_Work to be completed_. Output the material below in its entirety, exactly as given.

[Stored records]
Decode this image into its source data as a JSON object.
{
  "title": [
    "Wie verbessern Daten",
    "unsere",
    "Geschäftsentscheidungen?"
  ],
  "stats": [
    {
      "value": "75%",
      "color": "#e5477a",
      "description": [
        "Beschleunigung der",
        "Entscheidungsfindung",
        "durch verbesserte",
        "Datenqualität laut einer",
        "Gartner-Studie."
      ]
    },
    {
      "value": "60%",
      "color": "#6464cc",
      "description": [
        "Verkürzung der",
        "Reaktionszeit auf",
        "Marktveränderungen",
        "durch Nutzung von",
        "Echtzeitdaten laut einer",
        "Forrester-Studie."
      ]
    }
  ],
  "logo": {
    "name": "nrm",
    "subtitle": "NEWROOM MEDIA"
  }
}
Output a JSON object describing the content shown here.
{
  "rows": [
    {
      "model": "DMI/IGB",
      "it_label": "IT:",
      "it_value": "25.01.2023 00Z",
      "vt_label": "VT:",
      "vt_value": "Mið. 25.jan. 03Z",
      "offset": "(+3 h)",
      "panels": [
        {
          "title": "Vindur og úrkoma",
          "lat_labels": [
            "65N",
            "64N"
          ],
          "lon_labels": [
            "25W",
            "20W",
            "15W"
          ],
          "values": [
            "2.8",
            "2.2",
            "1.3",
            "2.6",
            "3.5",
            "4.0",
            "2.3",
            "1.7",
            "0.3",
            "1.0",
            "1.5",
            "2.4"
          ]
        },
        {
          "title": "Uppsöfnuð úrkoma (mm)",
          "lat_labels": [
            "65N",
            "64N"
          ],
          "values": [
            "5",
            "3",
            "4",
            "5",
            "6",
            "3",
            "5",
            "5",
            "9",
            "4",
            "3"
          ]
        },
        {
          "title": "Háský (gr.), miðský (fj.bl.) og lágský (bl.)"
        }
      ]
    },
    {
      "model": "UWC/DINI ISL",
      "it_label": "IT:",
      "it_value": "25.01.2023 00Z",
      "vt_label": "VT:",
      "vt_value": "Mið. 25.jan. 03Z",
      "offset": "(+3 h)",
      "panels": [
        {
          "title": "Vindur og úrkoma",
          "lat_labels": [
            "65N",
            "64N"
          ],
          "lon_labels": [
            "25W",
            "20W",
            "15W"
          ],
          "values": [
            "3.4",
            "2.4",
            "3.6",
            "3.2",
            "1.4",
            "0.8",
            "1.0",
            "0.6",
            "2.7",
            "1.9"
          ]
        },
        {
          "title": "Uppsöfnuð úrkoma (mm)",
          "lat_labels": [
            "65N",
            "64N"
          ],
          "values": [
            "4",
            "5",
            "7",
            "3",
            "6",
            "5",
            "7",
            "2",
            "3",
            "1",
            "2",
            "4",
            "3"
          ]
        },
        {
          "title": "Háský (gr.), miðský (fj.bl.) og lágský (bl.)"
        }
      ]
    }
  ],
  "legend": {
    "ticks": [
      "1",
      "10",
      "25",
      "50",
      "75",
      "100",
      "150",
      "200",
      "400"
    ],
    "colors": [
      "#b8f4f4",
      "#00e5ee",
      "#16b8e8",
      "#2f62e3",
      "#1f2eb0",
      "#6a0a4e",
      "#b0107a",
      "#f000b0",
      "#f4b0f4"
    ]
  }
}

_Solved problem_.
Decode this image into its source data as a JSON object.
{
  "title": [
    "Wie verbessern Daten",
    "unsere",
    "Geschäftsentscheidungen?"
  ],
  "stats": [
    {
      "value": "75%",
      "color": "#e5477a",
      "description": [
        "Beschleunigung der",
        "Entscheidungsfindung",
        "durch verbesserte",
        "Datenqualität laut einer",
        "Gartner-Studie."
      ]
    },
    {
      "value": "60%",
      "color": "#6464cc",
      "description": [
        "Verkürzung der",
        "Reaktionszeit auf",
        "Marktveränderungen",
        "durch Nutzung von",
        "Echtzeitdaten laut einer",
        "Forrester-Studie."
      ]
    }
  ],
  "logo": {
    "name": "nrm",
    "subtitle": "NEWROOM MEDIA"
  }
}
Output a JSON object describing the content shown here.
{
  "rows": [
    {
      "model": "DMI/IGB",
      "it_label": "IT:",
      "it_value": "25.01.2023 00Z",
      "vt_label": "VT:",
      "vt_value": "Mið. 25.jan. 03Z",
      "offset": "(+3 h)",
      "panels": [
        {
          "title": "Vindur og úrkoma",
          "lat_labels": [
            "65N",
            "64N"
          ],
          "lon_labels": [
            "25W",
            "20W",
            "15W"
          ],
          "values": [
            "2.8",
            "2.2",
            "1.3",
            "2.6",
            "3.5",
            "4.0",
            "2.3",
            "1.7",
            "0.3",
            "1.0",
            "1.5",
            "2.4"
          ]
        },
        {
          "title": "Uppsöfnuð úrkoma (mm)",
          "lat_labels": [
            "65N",
            "64N"
          ],
          "values": [
            "5",
            "3",
            "4",
            "5",
            "6",
            "3",
            "5",
            "5",
            "9",
            "4",
            "3"
          ]
        },
        {
          "title": "Háský (gr.), miðský (fj.bl.) og lágský (bl.)"
        }
      ]
    },
    {
      "model": "UWC/DINI ISL",
      "it_label": "IT:",
      "it_value": "25.01.2023 00Z",
      "vt_label": "VT:",
      "vt_value": "Mið. 25.jan. 03Z",
      "offset": "(+3 h)",
      "panels": [
        {
          "title": "Vindur og úrkoma",
          "lat_labels": [
            "65N",
            "64N"
          ],
          "lon_labels": [
            "25W",
            "20W",
            "15W"
          ],
          "values": [
            "3.4",
            "2.4",
            "3.6",
            "3.2",
            "1.4",
            "0.8",
            "1.0",
            "0.6",
            "2.7",
            "1.9"
          ]
        },
        {
          "title": "Uppsöfnuð úrkoma (mm)",
          "lat_labels": [
            "65N",
            "64N"
          ],
          "values": [
            "4",
            "5",
            "7",
            "3",
            "6",
            "5",
            "7",
            "2",
            "3",
            "1",
            "2",
            "4",
            "3"
          ]
        },
        {
          "title": "Háský (gr.), miðský (fj.bl.) og lágský (bl.)"
        }
      ]
    }
  ],
  "legend": {
    "ticks": [
      "1",
      "10",
      "25",
      "50",
      "75",
      "100",
      "150",
      "200",
      "400"
    ],
    "colors": [
      "#b8f4f4",
      "#00e5ee",
      "#16b8e8",
      "#2f62e3",
      "#1f2eb0",
      "#6a0a4e",
      "#b0107a",
      "#f000b0",
      "#f4b0f4"
    ]
  }
}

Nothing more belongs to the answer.